— Start of DOCUMENT —
NeuVector prometheus exporter target down with error "context deadline exceeded"
This document (000021520) is provided subject to the disclaimer at the end of this document.
Environment
- NeuVector
- NeuVector Prometheus and exporter
Situation
After deploying the exporter and Prometheus pods, the nv-exporter target is down due to error as follows:
Resolution
As "context deadline exceeded" error is a generic error and could be caused due to multiple factors but with the above error message, it can be clearly understood that Prometheus is unable to scrape metrics from the exporter service on "/metrics" endpoint within time.
This can happen if:
- The Prometheus and nv-exporter deployment has very low request-limits set.
- The neuvector-controller-pods have high load [CPU/memory consumption, performance issues]
- The cluster nodes are loaded [high CPU consumption, load average. memory, etc]
- The cluster nodes are experiencing network latency
- DNS resolution to the Kubernetes service is affected [Check CNI pod log or run curl/wget tests from the pod and node]
In this case, execute a shell into the prometheus-deployment pod and check if the endpoint is accessible:
# kubectl -n neuvector exec -it promtheus-deployment-xxxxx -- sh time wget --spider http://neuvector-svc-prometheus-exporter.neuvector,svc.cluster.local:8068/metrics
If the above command results in "remote file exists" that shows the connection is successful, but due to the use of `time` command in the start the above command will also show how much time it took to establish the connection to the endpoint.
If the time taken to connect to the endpoint takes more than 10 seconds, then "scrape_timeout" parameter needs to be added into the Prometheus configuration and its value needs to be increased.
By default the value of "scrape_timeout" parameter is set to 10 seconds, and can be increased to the time observed within the above wget test as below:
scrape_configs: - job_name: prometheus scrape_interval: 10s static_configs: - targets: ["localhost:9090"] - job_name: nv-exporter scrape_interval: 30s scrape_timeout: 35s <<<<<<< Add this line here in the prometheus configmap static_configs: - targets: ["neuvector-svc-prometheus-exporter.neuvector:8068"]
Note: This issue is environment/cluster-specific and can be caused due to multiple factors mentioned in this article. If any other issues are experienced, please open a support case with SUSE Support.
— End of DOCUMENT —
— Start of RECORD SET —
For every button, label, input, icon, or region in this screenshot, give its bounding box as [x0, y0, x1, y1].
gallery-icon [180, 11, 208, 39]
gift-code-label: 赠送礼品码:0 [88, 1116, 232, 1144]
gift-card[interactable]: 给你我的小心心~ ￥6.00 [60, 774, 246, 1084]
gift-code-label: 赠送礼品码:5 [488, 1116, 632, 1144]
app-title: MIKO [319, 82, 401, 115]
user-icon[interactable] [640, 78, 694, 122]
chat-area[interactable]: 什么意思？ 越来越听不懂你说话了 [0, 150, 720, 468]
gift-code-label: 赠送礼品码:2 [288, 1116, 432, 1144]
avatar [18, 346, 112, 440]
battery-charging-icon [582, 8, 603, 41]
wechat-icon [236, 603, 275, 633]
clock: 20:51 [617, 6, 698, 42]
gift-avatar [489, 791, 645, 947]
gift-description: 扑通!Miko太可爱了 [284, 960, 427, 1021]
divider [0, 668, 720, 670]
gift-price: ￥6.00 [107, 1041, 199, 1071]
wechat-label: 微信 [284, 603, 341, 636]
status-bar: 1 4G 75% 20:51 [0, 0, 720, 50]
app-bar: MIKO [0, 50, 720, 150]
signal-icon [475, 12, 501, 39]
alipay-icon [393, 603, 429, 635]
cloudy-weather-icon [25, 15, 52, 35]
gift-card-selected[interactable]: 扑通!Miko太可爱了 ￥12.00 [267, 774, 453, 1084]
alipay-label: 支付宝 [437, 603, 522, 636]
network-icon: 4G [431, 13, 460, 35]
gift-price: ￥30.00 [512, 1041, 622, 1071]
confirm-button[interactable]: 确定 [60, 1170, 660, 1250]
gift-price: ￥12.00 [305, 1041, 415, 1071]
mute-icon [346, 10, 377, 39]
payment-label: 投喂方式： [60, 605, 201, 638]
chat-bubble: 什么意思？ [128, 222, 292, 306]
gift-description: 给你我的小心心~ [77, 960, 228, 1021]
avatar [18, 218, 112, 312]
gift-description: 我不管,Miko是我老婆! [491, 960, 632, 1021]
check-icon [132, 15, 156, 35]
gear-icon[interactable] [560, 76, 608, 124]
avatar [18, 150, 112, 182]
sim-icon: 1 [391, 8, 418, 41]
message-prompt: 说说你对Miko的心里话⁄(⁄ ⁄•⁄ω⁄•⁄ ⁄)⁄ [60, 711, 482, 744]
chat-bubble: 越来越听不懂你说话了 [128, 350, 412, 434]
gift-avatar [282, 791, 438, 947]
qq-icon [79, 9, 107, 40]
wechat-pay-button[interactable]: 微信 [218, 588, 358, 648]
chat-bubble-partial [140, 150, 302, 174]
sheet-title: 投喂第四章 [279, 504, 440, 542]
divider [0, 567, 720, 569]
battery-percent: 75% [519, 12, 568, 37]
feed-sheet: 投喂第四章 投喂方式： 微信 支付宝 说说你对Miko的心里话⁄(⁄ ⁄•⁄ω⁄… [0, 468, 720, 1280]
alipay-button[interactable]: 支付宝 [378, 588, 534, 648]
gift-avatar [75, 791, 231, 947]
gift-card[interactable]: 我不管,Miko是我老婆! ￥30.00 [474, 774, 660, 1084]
— End of RECORD SET —
PROBLEMS TO SOLVE:
1: Transcribe the stretch from "NeuVector prometheus exporter" through "of this document." in the exporter timeout article.
2: Check each statement against the exporter timeout article and answer yes or no, quoting the words that decide it: (a) The default value of the "scrape_timeout" parameter is 10 seconds. (b) The "context deadline exceeded" error has only one possible cause. (c) Network latency on the cluster nodes is one of the listed conditions that can lead to the problem.
Nothing in the records is needed for this work.

COMPLETED EXERCISE:
1:
NeuVector prometheus exporter target down with error "context deadline exceeded"
This document (000021520) is provided subject to the disclaimer at the end of this document.

2:
(a) Yes: "By default the value of "scrape_timeout" parameter is set to 10 seconds"
(b) No: "is a generic error and could be caused due to multiple factors"
(c) Yes: "The cluster nodes are experiencing network latency"